Data excerpts start

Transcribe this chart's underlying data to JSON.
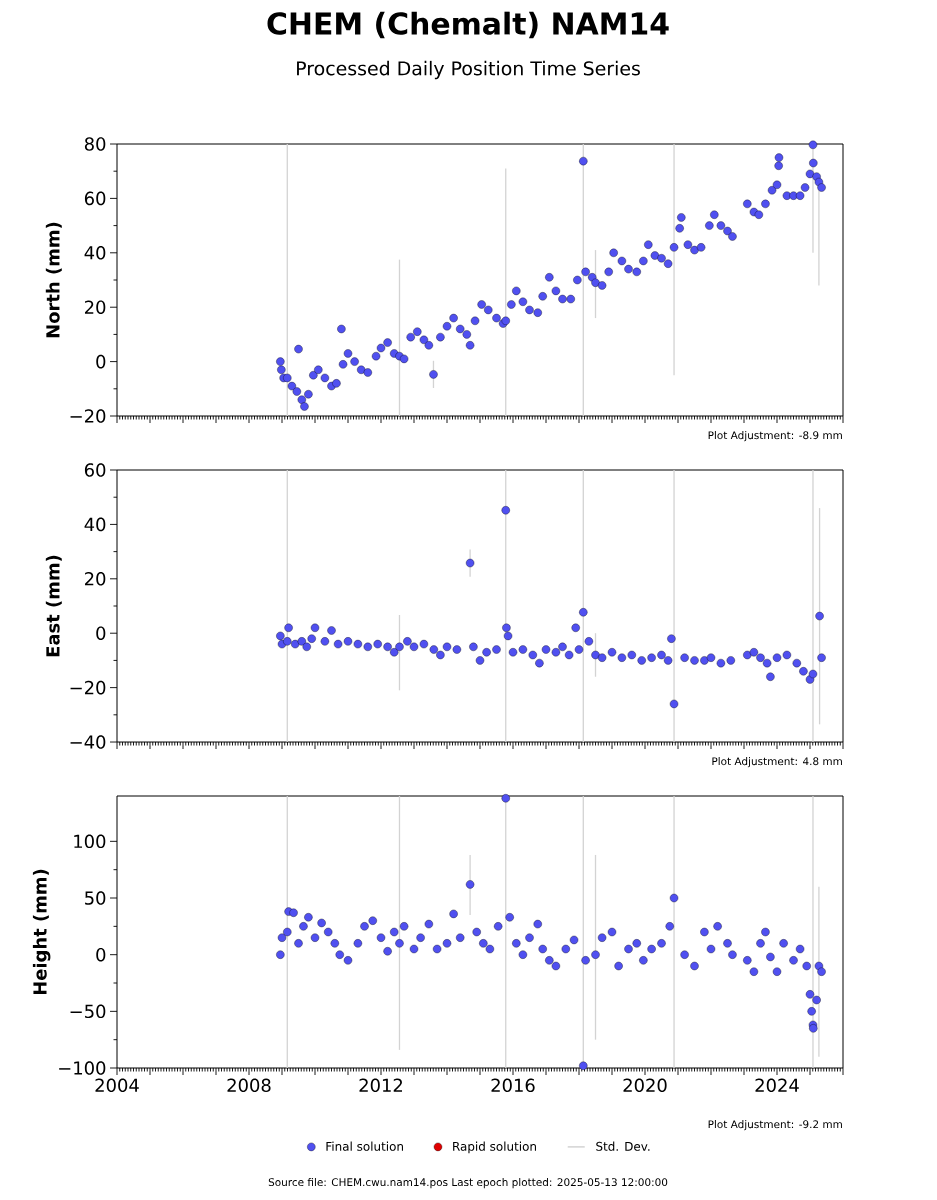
{
  "chart_data": [
    {
      "type": "scatter",
      "title": "CHEM (Chemalt) NAM14",
      "subtitle": "Processed Daily Position Time Series",
      "ylabel": "North (mm)",
      "annotations": [
        "Plot Adjustment: -8.9 mm"
      ],
      "xlim": [
        2004,
        2026
      ],
      "xticks": [
        2004,
        {
          "value": 2005,
          "label": null
        },
        {
          "value": 2006,
          "label": null
        },
        {
          "value": 2007,
          "label": null
        },
        2008,
        {
          "value": 2009,
          "label": null
        },
        {
          "value": 2010,
          "label": null
        },
        {
          "value": 2011,
          "label": null
        },
        2012,
        {
          "value": 2013,
          "label": null
        },
        {
          "value": 2014,
          "label": null
        },
        {
          "value": 2015,
          "label": null
        },
        2016,
        {
          "value": 2017,
          "label": null
        },
        {
          "value": 2018,
          "label": null
        },
        {
          "value": 2019,
          "label": null
        },
        2020,
        {
          "value": 2021,
          "label": null
        },
        {
          "value": 2022,
          "label": null
        },
        {
          "value": 2023,
          "label": null
        },
        2024,
        {
          "value": 2025,
          "label": null
        },
        {
          "value": 2026,
          "label": null
        }
      ],
      "ylim": [
        -20,
        80
      ],
      "yticks": [
        {
          "value": -20,
          "label": "−20"
        },
        0,
        20,
        40,
        60,
        80
      ],
      "tick_labels": "y",
      "marker": "circle",
      "series": [
        {
          "color": "#5050f0",
          "x": [
            2008.95,
            2008.98,
            2009.05,
            2009.16,
            2009.3,
            2009.45,
            2009.5,
            2009.6,
            2009.68,
            2009.8,
            2009.95,
            2010.1,
            2010.3,
            2010.5,
            2010.65,
            2010.8,
            2010.85,
            2011.0,
            2011.2,
            2011.4,
            2011.6,
            2011.85,
            2012.0,
            2012.2,
            2012.4,
            2012.56,
            2012.7,
            2012.9,
            2013.1,
            2013.3,
            2013.45,
            2013.59,
            2013.8,
            2014.0,
            2014.2,
            2014.4,
            2014.6,
            2014.7,
            2014.85,
            2015.05,
            2015.25,
            2015.5,
            2015.7,
            2015.78,
            2015.95,
            2016.1,
            2016.3,
            2016.5,
            2016.75,
            2016.9,
            2017.1,
            2017.3,
            2017.5,
            2017.75,
            2017.95,
            2018.13,
            2018.2,
            2018.4,
            2018.5,
            2018.7,
            2018.9,
            2019.05,
            2019.3,
            2019.5,
            2019.75,
            2019.95,
            2020.1,
            2020.3,
            2020.5,
            2020.7,
            2020.88,
            2021.05,
            2021.1,
            2021.3,
            2021.5,
            2021.7,
            2021.95,
            2022.1,
            2022.3,
            2022.5,
            2022.65,
            2023.1,
            2023.3,
            2023.45,
            2023.65,
            2023.85,
            2024.0,
            2024.05,
            2024.06,
            2024.3,
            2024.5,
            2024.7,
            2024.85,
            2025.0,
            2025.09,
            2025.1,
            2025.2,
            2025.27,
            2025.35
          ],
          "values": [
            0,
            -3,
            -6,
            -6,
            -9,
            -11,
            4.6,
            -14,
            -16.5,
            -12,
            -5,
            -3,
            -6,
            -9,
            -8,
            12,
            -1,
            3,
            0,
            -3,
            -4,
            2,
            5,
            7,
            3,
            2,
            1,
            9,
            11,
            8,
            6,
            -4.7,
            9,
            13,
            16,
            12,
            10,
            6,
            15,
            21,
            19,
            16,
            14,
            15,
            21,
            26,
            22,
            19,
            18,
            24,
            31,
            26,
            23,
            23,
            30,
            73.7,
            33,
            31,
            29,
            28,
            33,
            40,
            37,
            34,
            33,
            37,
            43,
            39,
            38,
            36,
            42,
            49,
            53,
            43,
            41,
            42,
            50,
            54,
            50,
            48,
            46,
            58,
            55,
            54,
            58,
            63,
            65,
            72,
            75,
            61,
            61,
            61,
            64,
            69,
            79.7,
            73,
            68,
            66,
            64
          ],
          "errors": [
            null,
            null,
            null,
            [
              -20,
              80
            ],
            null,
            null,
            null,
            null,
            null,
            null,
            null,
            null,
            null,
            null,
            null,
            null,
            null,
            null,
            null,
            null,
            null,
            null,
            null,
            null,
            null,
            [
              -20,
              37.5
            ],
            null,
            null,
            null,
            null,
            null,
            [
              -9.7,
              0.3
            ],
            null,
            null,
            null,
            null,
            null,
            null,
            null,
            null,
            null,
            null,
            null,
            [
              -20,
              71
            ],
            null,
            null,
            null,
            null,
            null,
            null,
            null,
            null,
            null,
            null,
            null,
            [
              -20,
              80
            ],
            null,
            null,
            [
              16,
              41
            ],
            null,
            null,
            null,
            null,
            null,
            null,
            null,
            null,
            null,
            null,
            null,
            [
              -5,
              80
            ],
            null,
            null,
            null,
            null,
            null,
            null,
            null,
            null,
            null,
            null,
            null,
            null,
            null,
            null,
            null,
            null,
            null,
            null,
            null,
            null,
            null,
            null,
            null,
            [
              40,
              80
            ],
            null,
            null,
            [
              28,
              68
            ],
            null
          ]
        }
      ]
    },
    {
      "type": "scatter",
      "ylabel": "East (mm)",
      "annotations": [
        "Plot Adjustment: 4.8 mm"
      ],
      "xlim": [
        2004,
        2026
      ],
      "xticks": [
        2004,
        {
          "value": 2005,
          "label": null
        },
        {
          "value": 2006,
          "label": null
        },
        {
          "value": 2007,
          "label": null
        },
        2008,
        {
          "value": 2009,
          "label": null
        },
        {
          "value": 2010,
          "label": null
        },
        {
          "value": 2011,
          "label": null
        },
        2012,
        {
          "value": 2013,
          "label": null
        },
        {
          "value": 2014,
          "label": null
        },
        {
          "value": 2015,
          "label": null
        },
        2016,
        {
          "value": 2017,
          "label": null
        },
        {
          "value": 2018,
          "label": null
        },
        {
          "value": 2019,
          "label": null
        },
        2020,
        {
          "value": 2021,
          "label": null
        },
        {
          "value": 2022,
          "label": null
        },
        {
          "value": 2023,
          "label": null
        },
        2024,
        {
          "value": 2025,
          "label": null
        },
        {
          "value": 2026,
          "label": null
        }
      ],
      "ylim": [
        -40,
        60
      ],
      "yticks": [
        {
          "value": -40,
          "label": "−40"
        },
        {
          "value": -20,
          "label": "−20"
        },
        0,
        20,
        40,
        60
      ],
      "tick_labels": "y",
      "marker": "circle",
      "series": [
        {
          "color": "#5050f0",
          "x": [
            2008.95,
            2009.0,
            2009.16,
            2009.2,
            2009.4,
            2009.6,
            2009.75,
            2009.9,
            2010.0,
            2010.3,
            2010.5,
            2010.7,
            2011.0,
            2011.3,
            2011.6,
            2011.9,
            2012.2,
            2012.4,
            2012.56,
            2012.8,
            2013.0,
            2013.3,
            2013.6,
            2013.8,
            2014.0,
            2014.3,
            2014.7,
            2014.8,
            2015.0,
            2015.2,
            2015.5,
            2015.78,
            2015.8,
            2015.85,
            2016.0,
            2016.3,
            2016.6,
            2016.8,
            2017.0,
            2017.3,
            2017.5,
            2017.7,
            2017.9,
            2018.0,
            2018.13,
            2018.3,
            2018.5,
            2018.7,
            2019.0,
            2019.3,
            2019.6,
            2019.9,
            2020.2,
            2020.5,
            2020.7,
            2020.8,
            2020.88,
            2021.2,
            2021.5,
            2021.8,
            2022.0,
            2022.3,
            2022.6,
            2023.1,
            2023.3,
            2023.5,
            2023.7,
            2023.8,
            2024.0,
            2024.3,
            2024.6,
            2024.8,
            2025.0,
            2025.09,
            2025.29,
            2025.35
          ],
          "values": [
            -1,
            -4,
            -3,
            2,
            -4,
            -3,
            -5,
            -2,
            2,
            -3,
            1,
            -4,
            -3,
            -4,
            -5,
            -4,
            -5,
            -7,
            -5,
            -3,
            -5,
            -4,
            -6,
            -8,
            -5,
            -6,
            25.8,
            -5,
            -10,
            -7,
            -6,
            45.2,
            2,
            -1,
            -7,
            -6,
            -8,
            -11,
            -6,
            -7,
            -5,
            -8,
            2,
            -6,
            7.7,
            -3,
            -8,
            -9,
            -7,
            -9,
            -8,
            -10,
            -9,
            -8,
            -10,
            -2,
            -26,
            -9,
            -10,
            -10,
            -9,
            -11,
            -10,
            -8,
            -7,
            -9,
            -11,
            -16,
            -9,
            -8,
            -11,
            -14,
            -17,
            -15,
            6.3,
            -9
          ],
          "errors": [
            null,
            null,
            [
              -40,
              60
            ],
            null,
            null,
            null,
            null,
            null,
            null,
            null,
            null,
            null,
            null,
            null,
            null,
            null,
            null,
            null,
            [
              -21,
              6.7
            ],
            null,
            null,
            null,
            null,
            null,
            null,
            null,
            [
              20.8,
              30.8
            ],
            null,
            null,
            null,
            null,
            [
              -40,
              60
            ],
            null,
            null,
            null,
            null,
            null,
            null,
            null,
            null,
            null,
            null,
            null,
            null,
            [
              -40,
              60
            ],
            null,
            [
              -16,
              0
            ],
            null,
            null,
            null,
            null,
            null,
            null,
            null,
            null,
            null,
            [
              -40,
              60
            ],
            null,
            null,
            null,
            null,
            null,
            null,
            null,
            null,
            null,
            null,
            null,
            null,
            null,
            null,
            null,
            null,
            [
              -40,
              60
            ],
            [
              -33.5,
              46
            ],
            null
          ]
        }
      ]
    },
    {
      "type": "scatter",
      "ylabel": "Height (mm)",
      "annotations": [
        "Plot Adjustment: -9.2 mm",
        "Source file: CHEM.cwu.nam14.pos  Last epoch plotted: 2025-05-13 12:00:00"
      ],
      "xlim": [
        2004,
        2026
      ],
      "xticks": [
        2004,
        {
          "value": 2005,
          "label": null
        },
        {
          "value": 2006,
          "label": null
        },
        {
          "value": 2007,
          "label": null
        },
        2008,
        {
          "value": 2009,
          "label": null
        },
        {
          "value": 2010,
          "label": null
        },
        {
          "value": 2011,
          "label": null
        },
        2012,
        {
          "value": 2013,
          "label": null
        },
        {
          "value": 2014,
          "label": null
        },
        {
          "value": 2015,
          "label": null
        },
        2016,
        {
          "value": 2017,
          "label": null
        },
        {
          "value": 2018,
          "label": null
        },
        {
          "value": 2019,
          "label": null
        },
        2020,
        {
          "value": 2021,
          "label": null
        },
        {
          "value": 2022,
          "label": null
        },
        {
          "value": 2023,
          "label": null
        },
        2024,
        {
          "value": 2025,
          "label": null
        },
        {
          "value": 2026,
          "label": null
        }
      ],
      "ylim": [
        -100,
        140
      ],
      "yticks": [
        {
          "value": -100,
          "label": "−100"
        },
        {
          "value": -50,
          "label": "−50"
        },
        0,
        50,
        100
      ],
      "marker": "circle",
      "legend": "bottom",
      "series": [
        {
          "name": "Final solution",
          "color": "#5050f0",
          "x": [
            2008.95,
            2009.0,
            2009.16,
            2009.2,
            2009.35,
            2009.5,
            2009.65,
            2009.8,
            2010.0,
            2010.2,
            2010.4,
            2010.6,
            2010.75,
            2011.0,
            2011.3,
            2011.5,
            2011.75,
            2012.0,
            2012.2,
            2012.4,
            2012.56,
            2012.7,
            2013.0,
            2013.2,
            2013.45,
            2013.7,
            2014.0,
            2014.2,
            2014.4,
            2014.7,
            2014.9,
            2015.1,
            2015.3,
            2015.55,
            2015.78,
            2015.9,
            2016.1,
            2016.3,
            2016.5,
            2016.75,
            2016.9,
            2017.1,
            2017.3,
            2017.6,
            2017.85,
            2018.13,
            2018.2,
            2018.5,
            2018.7,
            2019.0,
            2019.2,
            2019.5,
            2019.75,
            2019.95,
            2020.2,
            2020.5,
            2020.75,
            2020.88,
            2021.2,
            2021.5,
            2021.8,
            2022.0,
            2022.2,
            2022.5,
            2022.65,
            2023.1,
            2023.3,
            2023.5,
            2023.65,
            2023.8,
            2024.0,
            2024.2,
            2024.5,
            2024.7,
            2024.9,
            2025.0,
            2025.05,
            2025.09,
            2025.1,
            2025.2,
            2025.27,
            2025.35
          ],
          "values": [
            0,
            15,
            20,
            38,
            37,
            10,
            25,
            33,
            15,
            28,
            20,
            10,
            0,
            -5,
            10,
            25,
            30,
            15,
            3,
            20,
            10,
            25,
            5,
            15,
            27,
            5,
            10,
            36,
            15,
            62,
            20,
            10,
            5,
            25,
            138,
            33,
            10,
            0,
            15,
            27,
            5,
            -5,
            -10,
            5,
            13,
            -98,
            -5,
            0,
            15,
            20,
            -10,
            5,
            10,
            -5,
            5,
            10,
            25,
            50,
            0,
            -10,
            20,
            5,
            25,
            10,
            0,
            -5,
            -15,
            10,
            20,
            -2,
            -15,
            10,
            -5,
            5,
            -10,
            -35,
            -50,
            -62,
            -65,
            -40,
            -10,
            -15
          ],
          "errors": [
            null,
            null,
            [
              -100,
              140
            ],
            null,
            null,
            null,
            null,
            null,
            null,
            null,
            null,
            null,
            null,
            null,
            null,
            null,
            null,
            null,
            null,
            null,
            [
              -84,
              140
            ],
            null,
            null,
            null,
            null,
            null,
            null,
            null,
            null,
            [
              35,
              88
            ],
            null,
            null,
            null,
            null,
            [
              -100,
              140
            ],
            null,
            null,
            null,
            null,
            null,
            null,
            null,
            null,
            null,
            null,
            [
              -100,
              140
            ],
            null,
            [
              -75,
              88
            ],
            null,
            null,
            null,
            null,
            null,
            null,
            null,
            null,
            null,
            [
              -100,
              140
            ],
            null,
            null,
            null,
            null,
            null,
            null,
            null,
            null,
            null,
            null,
            null,
            null,
            null,
            null,
            null,
            null,
            null,
            null,
            null,
            [
              -100,
              140
            ],
            null,
            null,
            [
              -90,
              60
            ],
            null
          ]
        },
        {
          "name": "Rapid solution",
          "color": "#e00000"
        },
        {
          "name": "Std. Dev.",
          "type": "line",
          "color": "#d3d3d3"
        }
      ]
    }
  ]
}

Data excerpts end

Set problem »
Take every line that includes the string "ylabel" and copy it.

Solution »
      "ylabel": "North (mm)",
      "ylabel": "East (mm)",
      "ylabel": "Height (mm)",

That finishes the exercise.